## [Exercise goal]
Select from the records below every line that has the word "meno" in it.

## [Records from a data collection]
= = =

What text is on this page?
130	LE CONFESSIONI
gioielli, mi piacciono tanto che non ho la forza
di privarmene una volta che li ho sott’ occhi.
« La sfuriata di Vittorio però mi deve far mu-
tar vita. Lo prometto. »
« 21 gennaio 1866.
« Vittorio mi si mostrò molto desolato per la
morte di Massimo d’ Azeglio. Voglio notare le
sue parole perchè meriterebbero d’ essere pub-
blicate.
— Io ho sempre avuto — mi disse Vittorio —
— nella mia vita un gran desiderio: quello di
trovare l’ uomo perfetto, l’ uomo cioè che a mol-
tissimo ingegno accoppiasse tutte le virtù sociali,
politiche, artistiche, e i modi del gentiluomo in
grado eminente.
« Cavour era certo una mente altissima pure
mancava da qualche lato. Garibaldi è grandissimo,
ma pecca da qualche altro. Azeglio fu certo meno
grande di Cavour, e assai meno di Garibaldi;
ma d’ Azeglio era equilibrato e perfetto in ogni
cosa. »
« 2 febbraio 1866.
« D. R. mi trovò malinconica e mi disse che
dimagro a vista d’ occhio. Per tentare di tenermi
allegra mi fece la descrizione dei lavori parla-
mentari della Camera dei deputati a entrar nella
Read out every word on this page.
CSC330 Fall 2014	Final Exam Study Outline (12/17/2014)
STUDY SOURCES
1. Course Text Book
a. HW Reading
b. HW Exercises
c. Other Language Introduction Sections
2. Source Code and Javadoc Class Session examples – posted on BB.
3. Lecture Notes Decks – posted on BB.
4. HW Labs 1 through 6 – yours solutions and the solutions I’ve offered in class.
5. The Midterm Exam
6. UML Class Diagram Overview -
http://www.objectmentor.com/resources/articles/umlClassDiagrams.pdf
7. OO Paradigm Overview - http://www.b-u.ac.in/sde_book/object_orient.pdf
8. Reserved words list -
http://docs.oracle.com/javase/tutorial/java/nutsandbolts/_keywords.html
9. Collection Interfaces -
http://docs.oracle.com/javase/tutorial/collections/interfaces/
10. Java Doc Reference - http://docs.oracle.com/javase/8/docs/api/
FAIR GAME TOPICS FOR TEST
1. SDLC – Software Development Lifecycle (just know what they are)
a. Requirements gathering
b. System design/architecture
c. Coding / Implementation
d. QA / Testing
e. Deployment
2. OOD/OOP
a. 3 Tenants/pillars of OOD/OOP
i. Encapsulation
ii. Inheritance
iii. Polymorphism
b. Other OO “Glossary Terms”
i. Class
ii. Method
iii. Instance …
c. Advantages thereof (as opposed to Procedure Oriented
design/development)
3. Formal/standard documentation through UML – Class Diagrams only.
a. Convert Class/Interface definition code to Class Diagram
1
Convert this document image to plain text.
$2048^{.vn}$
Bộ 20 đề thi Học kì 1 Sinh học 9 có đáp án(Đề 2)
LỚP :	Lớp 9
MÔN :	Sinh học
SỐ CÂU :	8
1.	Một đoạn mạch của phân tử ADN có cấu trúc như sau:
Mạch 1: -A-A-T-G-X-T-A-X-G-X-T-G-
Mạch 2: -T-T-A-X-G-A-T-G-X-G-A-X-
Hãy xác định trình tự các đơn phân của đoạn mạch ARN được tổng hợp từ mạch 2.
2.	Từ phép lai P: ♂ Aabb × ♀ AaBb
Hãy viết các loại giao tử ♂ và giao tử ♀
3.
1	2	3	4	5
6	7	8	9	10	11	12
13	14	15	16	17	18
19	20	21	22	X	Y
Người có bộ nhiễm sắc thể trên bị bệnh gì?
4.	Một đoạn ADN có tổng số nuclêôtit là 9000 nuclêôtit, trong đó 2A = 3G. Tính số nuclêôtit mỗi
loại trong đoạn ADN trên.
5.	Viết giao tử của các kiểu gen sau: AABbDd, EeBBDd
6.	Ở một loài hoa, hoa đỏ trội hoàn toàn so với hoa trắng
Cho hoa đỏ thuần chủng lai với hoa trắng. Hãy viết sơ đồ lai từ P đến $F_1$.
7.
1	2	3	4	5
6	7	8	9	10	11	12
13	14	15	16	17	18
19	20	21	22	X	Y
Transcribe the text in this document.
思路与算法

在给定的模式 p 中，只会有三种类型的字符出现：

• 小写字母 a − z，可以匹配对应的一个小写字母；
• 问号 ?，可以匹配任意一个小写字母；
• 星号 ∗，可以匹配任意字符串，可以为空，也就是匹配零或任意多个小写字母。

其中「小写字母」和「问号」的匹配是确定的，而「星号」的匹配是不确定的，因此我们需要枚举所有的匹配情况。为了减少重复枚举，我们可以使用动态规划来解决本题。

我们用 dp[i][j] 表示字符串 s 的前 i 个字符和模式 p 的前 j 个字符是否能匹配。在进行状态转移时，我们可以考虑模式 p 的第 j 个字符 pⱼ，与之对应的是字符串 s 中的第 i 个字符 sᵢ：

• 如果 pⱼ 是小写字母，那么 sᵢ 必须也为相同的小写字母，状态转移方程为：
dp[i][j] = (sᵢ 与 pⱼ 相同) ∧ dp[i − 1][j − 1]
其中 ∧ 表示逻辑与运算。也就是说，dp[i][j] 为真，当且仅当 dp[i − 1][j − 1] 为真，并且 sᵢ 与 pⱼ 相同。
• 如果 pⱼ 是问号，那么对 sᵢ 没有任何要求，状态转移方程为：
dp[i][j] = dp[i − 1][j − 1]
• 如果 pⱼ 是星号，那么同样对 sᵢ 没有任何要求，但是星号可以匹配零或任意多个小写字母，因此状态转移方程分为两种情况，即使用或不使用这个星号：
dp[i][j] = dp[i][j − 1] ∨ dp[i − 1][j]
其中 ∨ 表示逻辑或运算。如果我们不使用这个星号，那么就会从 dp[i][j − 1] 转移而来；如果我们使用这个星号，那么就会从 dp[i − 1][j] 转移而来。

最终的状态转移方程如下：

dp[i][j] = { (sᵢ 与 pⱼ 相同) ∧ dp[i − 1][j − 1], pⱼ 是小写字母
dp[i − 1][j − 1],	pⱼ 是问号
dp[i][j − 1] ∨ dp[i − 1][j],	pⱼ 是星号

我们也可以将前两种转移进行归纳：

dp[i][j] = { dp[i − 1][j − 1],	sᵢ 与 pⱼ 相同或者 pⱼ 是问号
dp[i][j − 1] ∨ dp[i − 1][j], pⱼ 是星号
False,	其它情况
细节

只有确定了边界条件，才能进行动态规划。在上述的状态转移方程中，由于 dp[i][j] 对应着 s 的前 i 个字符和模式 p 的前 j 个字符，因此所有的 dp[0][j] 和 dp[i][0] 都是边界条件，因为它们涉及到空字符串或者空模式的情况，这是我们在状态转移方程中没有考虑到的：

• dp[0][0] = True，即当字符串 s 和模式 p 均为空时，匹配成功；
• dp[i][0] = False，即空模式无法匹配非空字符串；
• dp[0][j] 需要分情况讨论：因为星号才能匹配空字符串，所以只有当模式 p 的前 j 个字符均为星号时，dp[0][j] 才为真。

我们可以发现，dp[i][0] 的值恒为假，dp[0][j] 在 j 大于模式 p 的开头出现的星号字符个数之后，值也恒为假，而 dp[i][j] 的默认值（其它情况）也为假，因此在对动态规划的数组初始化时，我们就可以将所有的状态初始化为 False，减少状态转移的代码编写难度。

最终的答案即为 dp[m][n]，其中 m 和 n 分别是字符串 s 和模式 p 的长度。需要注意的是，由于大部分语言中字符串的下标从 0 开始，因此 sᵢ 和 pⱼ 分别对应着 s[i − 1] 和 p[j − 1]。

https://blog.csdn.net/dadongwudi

= = =

## [Expected output]
ma pecca da qualche altro. Azeglio fu certo meno
grande di Cavour, e assai meno di Garibaldi;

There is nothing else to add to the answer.